(TEXT SHOWN):
2021 journal article

Forecasting Hamiltonian dynamics without canonical coordinates

NONLINEAR DYNAMICS, 103(2), 1553–1562.

author keywords: Neural networks; Hamiltonian dynamics; Canonical coordinates; Time series forecasting
TL;DR: This work prepend a conventional neural network to a Hamiltonian neural network and shows that the combination accurately forecasts Hamiltonian dynamics from generalised noncanonical coordinates. (via Semantic Scholar)
UN Sustainable Development Goal Categories
7. Affordable and Clean Energy (OpenAlex)

(THE TASK):
Which UN Sustainable Development Goal category does the article listing on forecasting Hamiltonian dynamics assign to the paper?

(DATA PROVIDED):
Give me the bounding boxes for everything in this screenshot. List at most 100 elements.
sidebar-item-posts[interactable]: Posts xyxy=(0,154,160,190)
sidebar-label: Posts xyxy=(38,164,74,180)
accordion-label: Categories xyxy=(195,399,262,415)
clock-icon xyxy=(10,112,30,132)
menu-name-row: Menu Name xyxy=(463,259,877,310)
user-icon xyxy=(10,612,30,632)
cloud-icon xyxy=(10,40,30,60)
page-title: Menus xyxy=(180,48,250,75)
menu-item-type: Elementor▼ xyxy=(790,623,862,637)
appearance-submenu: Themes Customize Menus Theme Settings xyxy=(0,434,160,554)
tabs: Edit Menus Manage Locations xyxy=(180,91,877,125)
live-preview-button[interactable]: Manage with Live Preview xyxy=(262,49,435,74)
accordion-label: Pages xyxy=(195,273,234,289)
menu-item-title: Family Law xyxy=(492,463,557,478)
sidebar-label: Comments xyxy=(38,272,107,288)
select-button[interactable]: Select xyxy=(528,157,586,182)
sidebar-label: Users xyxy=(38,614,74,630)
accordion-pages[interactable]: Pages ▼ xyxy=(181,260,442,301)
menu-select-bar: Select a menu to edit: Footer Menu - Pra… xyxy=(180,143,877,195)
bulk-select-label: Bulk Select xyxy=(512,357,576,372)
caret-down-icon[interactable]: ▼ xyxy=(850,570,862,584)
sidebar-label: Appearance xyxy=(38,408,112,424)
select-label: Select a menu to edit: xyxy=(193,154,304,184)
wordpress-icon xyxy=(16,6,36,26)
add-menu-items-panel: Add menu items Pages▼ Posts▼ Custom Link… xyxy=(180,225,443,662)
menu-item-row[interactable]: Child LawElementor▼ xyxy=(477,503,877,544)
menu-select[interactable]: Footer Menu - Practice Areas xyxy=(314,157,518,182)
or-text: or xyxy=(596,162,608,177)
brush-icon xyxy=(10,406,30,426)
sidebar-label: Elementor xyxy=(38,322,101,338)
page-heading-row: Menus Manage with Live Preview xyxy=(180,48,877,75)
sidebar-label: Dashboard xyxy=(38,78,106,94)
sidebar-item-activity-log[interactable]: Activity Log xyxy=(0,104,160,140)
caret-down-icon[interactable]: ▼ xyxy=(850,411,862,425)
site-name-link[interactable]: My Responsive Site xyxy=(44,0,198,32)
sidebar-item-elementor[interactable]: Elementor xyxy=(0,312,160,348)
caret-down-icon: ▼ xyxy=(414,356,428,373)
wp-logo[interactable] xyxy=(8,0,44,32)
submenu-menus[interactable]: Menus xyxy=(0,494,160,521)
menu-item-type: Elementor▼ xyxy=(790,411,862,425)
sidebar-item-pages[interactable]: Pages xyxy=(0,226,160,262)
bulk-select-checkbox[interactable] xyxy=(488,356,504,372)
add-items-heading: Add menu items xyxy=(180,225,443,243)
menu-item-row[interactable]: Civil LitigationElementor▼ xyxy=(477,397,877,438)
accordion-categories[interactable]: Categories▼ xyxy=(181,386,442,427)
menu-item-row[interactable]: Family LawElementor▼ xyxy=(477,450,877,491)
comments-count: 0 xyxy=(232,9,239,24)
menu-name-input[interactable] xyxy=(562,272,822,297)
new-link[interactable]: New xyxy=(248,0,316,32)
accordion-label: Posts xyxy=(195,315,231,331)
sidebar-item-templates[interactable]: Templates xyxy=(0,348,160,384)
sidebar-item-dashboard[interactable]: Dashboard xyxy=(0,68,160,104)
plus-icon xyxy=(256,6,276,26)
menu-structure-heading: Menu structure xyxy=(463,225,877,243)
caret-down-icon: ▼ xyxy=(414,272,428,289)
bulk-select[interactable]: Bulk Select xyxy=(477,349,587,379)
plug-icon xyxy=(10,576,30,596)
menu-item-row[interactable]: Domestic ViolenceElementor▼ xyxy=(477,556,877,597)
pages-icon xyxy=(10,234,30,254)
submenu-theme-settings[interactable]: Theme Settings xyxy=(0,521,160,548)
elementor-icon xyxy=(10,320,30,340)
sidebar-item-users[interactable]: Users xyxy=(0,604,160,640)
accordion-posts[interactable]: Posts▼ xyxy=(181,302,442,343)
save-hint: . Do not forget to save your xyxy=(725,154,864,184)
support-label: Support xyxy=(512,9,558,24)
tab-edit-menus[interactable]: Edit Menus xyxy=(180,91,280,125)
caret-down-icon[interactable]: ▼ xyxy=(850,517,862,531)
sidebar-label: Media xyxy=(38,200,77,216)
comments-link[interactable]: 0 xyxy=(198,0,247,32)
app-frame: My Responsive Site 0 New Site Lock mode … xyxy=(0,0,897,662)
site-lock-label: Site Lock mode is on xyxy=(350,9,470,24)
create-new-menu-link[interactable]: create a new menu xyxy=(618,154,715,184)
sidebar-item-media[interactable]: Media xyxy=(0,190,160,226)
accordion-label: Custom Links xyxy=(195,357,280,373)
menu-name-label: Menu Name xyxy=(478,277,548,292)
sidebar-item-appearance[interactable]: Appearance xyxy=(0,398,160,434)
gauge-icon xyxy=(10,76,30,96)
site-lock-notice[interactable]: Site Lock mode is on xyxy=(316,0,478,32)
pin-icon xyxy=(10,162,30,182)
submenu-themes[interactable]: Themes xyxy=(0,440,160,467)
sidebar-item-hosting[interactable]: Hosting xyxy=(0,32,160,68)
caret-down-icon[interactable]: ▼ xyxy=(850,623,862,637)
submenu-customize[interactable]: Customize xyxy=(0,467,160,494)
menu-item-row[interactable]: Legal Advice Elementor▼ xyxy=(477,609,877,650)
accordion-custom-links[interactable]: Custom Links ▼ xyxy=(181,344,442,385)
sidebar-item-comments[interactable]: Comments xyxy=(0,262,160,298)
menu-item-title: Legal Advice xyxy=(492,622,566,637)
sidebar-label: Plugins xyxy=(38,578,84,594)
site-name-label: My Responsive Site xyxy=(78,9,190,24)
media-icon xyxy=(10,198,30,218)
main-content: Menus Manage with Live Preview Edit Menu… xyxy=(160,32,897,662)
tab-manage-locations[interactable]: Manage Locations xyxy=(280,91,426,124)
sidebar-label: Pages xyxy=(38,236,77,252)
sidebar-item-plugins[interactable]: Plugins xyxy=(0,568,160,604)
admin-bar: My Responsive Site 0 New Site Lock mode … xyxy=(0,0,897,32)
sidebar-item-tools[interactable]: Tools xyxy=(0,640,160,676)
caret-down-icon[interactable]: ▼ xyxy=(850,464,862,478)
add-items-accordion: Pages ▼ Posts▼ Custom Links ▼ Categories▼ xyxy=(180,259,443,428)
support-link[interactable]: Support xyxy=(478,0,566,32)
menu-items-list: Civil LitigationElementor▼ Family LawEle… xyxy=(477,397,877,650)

(EXERCISE RESULT):
7. Affordable and Clean Energy